## WHAT TO DO
Reproduce every entry exactly, without alteration.
____ ENTRIES PROVIDED
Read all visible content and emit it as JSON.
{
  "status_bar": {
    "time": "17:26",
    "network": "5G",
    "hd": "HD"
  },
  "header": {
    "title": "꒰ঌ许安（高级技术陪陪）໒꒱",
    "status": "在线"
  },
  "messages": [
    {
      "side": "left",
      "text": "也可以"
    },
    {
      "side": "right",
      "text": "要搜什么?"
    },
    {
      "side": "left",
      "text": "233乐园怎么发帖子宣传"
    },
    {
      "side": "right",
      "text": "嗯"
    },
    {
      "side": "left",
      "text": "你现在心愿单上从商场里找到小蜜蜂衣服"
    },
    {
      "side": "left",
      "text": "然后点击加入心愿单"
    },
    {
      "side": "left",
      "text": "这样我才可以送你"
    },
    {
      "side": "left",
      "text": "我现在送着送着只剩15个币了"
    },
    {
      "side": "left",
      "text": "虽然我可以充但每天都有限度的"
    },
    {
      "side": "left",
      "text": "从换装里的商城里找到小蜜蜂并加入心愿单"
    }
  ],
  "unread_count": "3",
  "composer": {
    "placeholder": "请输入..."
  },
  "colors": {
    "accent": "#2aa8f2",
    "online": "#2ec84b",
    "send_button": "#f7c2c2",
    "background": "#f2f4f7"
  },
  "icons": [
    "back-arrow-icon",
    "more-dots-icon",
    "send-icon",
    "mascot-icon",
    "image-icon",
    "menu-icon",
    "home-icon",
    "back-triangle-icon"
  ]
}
________
## OUTPUT OF THE TASK
Read all visible content and emit it as JSON.
{
  "status_bar": {
    "time": "17:26",
    "network": "5G",
    "hd": "HD"
  },
  "header": {
    "title": "꒰ঌ许安（高级技术陪陪）໒꒱",
    "status": "在线"
  },
  "messages": [
    {
      "side": "left",
      "text": "也可以"
    },
    {
      "side": "right",
      "text": "要搜什么?"
    },
    {
      "side": "left",
      "text": "233乐园怎么发帖子宣传"
    },
    {
      "side": "right",
      "text": "嗯"
    },
    {
      "side": "left",
      "text": "你现在心愿单上从商场里找到小蜜蜂衣服"
    },
    {
      "side": "left",
      "text": "然后点击加入心愿单"
    },
    {
      "side": "left",
      "text": "这样我才可以送你"
    },
    {
      "side": "left",
      "text": "我现在送着送着只剩15个币了"
    },
    {
      "side": "left",
      "text": "虽然我可以充但每天都有限度的"
    },
    {
      "side": "left",
      "text": "从换装里的商城里找到小蜜蜂并加入心愿单"
    }
  ],
  "unread_count": "3",
  "composer": {
    "placeholder": "请输入..."
  },
  "colors": {
    "accent": "#2aa8f2",
    "online": "#2ec84b",
    "send_button": "#f7c2c2",
    "background": "#f2f4f7"
  },
  "icons": [
    "back-arrow-icon",
    "more-dots-icon",
    "send-icon",
    "mascot-icon",
    "image-icon",
    "menu-icon",
    "home-icon",
    "back-triangle-icon"
  ]
}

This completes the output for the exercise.